PROVIDED DATA –
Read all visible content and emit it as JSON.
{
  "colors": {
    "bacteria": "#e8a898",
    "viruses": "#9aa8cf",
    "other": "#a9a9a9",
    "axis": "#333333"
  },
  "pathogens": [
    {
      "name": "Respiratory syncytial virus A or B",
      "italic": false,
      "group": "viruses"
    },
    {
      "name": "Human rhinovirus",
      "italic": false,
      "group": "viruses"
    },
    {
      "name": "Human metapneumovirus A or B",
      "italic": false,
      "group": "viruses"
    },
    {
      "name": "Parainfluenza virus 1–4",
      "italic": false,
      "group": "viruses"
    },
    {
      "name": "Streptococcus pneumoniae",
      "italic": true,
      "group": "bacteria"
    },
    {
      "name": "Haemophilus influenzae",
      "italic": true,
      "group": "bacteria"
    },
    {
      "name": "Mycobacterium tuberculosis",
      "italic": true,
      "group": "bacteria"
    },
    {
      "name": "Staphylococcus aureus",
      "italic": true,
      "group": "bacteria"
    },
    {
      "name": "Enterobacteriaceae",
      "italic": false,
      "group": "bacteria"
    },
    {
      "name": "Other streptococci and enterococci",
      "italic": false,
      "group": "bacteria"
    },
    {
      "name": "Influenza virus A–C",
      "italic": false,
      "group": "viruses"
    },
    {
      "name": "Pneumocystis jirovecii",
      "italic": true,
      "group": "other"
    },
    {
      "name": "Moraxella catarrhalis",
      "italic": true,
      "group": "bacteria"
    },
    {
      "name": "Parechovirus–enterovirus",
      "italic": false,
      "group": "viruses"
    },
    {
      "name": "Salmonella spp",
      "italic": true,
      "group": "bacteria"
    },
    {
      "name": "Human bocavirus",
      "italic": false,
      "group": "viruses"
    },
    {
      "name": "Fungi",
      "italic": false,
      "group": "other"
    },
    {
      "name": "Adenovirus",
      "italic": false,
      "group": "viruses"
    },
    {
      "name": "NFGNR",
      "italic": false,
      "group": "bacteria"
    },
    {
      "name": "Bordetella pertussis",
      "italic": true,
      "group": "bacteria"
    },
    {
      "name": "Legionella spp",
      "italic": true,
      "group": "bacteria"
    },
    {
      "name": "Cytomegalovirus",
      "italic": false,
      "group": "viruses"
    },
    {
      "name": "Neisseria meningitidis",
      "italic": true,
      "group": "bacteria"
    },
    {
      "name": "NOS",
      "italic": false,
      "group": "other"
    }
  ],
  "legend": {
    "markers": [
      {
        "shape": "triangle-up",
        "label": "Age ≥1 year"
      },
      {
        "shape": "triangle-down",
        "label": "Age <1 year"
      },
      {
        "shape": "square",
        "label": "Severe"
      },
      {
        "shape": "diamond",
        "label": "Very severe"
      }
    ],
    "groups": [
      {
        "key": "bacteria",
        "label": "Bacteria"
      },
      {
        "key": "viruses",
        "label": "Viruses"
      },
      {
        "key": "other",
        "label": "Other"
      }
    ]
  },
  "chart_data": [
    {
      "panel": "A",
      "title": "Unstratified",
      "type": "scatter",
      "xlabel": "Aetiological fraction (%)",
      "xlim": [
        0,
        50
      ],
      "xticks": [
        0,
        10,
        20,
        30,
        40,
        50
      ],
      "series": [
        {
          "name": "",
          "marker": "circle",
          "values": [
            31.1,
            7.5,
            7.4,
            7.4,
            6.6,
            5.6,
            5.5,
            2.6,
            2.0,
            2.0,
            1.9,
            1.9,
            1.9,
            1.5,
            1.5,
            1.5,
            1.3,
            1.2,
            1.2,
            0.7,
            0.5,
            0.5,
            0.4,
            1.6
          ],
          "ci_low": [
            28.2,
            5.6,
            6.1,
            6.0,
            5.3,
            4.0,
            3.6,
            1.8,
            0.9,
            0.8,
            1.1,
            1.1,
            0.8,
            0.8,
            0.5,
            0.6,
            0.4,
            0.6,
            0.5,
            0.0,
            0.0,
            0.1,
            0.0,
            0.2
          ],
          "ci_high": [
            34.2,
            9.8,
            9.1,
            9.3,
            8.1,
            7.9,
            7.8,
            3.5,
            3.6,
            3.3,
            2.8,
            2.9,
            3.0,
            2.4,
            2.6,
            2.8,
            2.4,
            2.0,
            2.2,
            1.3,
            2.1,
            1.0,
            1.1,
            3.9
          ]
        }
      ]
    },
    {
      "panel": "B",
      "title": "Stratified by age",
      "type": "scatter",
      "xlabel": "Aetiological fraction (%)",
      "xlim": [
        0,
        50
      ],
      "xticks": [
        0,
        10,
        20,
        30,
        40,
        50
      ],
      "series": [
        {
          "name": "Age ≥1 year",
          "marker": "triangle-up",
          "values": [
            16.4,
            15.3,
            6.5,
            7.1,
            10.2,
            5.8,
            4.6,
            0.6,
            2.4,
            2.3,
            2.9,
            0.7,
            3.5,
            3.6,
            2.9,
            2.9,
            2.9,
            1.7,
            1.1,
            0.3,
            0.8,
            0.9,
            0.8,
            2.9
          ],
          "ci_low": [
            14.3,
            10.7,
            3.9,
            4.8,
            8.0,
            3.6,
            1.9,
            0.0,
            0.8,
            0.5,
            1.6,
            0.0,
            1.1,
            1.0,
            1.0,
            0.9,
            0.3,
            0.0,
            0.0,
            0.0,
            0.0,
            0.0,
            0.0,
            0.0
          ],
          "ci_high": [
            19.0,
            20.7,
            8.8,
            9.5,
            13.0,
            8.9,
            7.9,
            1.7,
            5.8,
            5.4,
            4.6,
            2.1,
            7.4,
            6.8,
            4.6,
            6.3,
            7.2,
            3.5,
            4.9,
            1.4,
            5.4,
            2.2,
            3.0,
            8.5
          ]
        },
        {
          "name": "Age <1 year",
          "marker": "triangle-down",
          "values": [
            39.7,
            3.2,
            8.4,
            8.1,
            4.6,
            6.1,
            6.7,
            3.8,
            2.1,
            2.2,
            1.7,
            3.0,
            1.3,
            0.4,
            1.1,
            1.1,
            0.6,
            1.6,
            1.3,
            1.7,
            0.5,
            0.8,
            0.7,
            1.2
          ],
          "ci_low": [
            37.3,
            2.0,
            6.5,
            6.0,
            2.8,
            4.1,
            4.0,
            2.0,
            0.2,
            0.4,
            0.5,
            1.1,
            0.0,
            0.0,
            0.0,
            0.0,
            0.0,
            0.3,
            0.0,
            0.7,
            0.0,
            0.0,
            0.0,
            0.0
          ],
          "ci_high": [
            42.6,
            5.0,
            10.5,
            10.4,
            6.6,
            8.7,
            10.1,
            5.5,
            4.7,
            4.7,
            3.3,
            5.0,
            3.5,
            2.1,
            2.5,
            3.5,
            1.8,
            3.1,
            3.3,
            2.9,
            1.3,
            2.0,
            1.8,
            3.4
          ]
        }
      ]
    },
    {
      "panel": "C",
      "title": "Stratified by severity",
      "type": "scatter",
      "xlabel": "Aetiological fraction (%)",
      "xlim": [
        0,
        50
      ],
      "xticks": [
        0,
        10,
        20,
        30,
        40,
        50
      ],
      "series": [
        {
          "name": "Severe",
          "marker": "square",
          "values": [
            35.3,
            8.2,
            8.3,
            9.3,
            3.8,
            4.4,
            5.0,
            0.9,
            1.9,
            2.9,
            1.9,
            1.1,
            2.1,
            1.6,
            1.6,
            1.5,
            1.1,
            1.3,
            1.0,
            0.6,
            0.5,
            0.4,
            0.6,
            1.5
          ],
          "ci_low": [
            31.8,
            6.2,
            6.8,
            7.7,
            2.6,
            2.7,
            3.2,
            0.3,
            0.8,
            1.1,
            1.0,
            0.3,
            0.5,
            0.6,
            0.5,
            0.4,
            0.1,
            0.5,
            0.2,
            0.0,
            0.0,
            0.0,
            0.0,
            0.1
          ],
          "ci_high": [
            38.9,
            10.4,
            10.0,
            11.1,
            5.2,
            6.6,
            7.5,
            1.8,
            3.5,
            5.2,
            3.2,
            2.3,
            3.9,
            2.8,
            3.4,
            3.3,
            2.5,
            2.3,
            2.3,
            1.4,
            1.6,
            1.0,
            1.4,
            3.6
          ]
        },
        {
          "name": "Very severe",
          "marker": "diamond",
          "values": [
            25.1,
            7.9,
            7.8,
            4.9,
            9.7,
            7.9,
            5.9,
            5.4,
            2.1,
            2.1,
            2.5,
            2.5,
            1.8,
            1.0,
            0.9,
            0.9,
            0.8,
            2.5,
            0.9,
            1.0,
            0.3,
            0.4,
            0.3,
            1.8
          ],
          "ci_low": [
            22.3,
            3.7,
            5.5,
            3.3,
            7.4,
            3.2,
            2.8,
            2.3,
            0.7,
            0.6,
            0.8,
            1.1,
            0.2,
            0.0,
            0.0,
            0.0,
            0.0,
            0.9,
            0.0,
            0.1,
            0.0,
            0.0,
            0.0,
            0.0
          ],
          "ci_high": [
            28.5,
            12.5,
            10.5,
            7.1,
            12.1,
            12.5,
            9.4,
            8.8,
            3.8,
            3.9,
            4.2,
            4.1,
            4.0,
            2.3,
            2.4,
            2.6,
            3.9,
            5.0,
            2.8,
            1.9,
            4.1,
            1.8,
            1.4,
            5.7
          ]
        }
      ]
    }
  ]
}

ASSIGNED TASK – Only the lines with the string "year" are wanted; pick them out of the records above and copy them.

ANSWER SECTION –
        "label": "Age ≥1 year"
        "label": "Age <1 year"
          "name": "Age ≥1 year",
          "name": "Age <1 year",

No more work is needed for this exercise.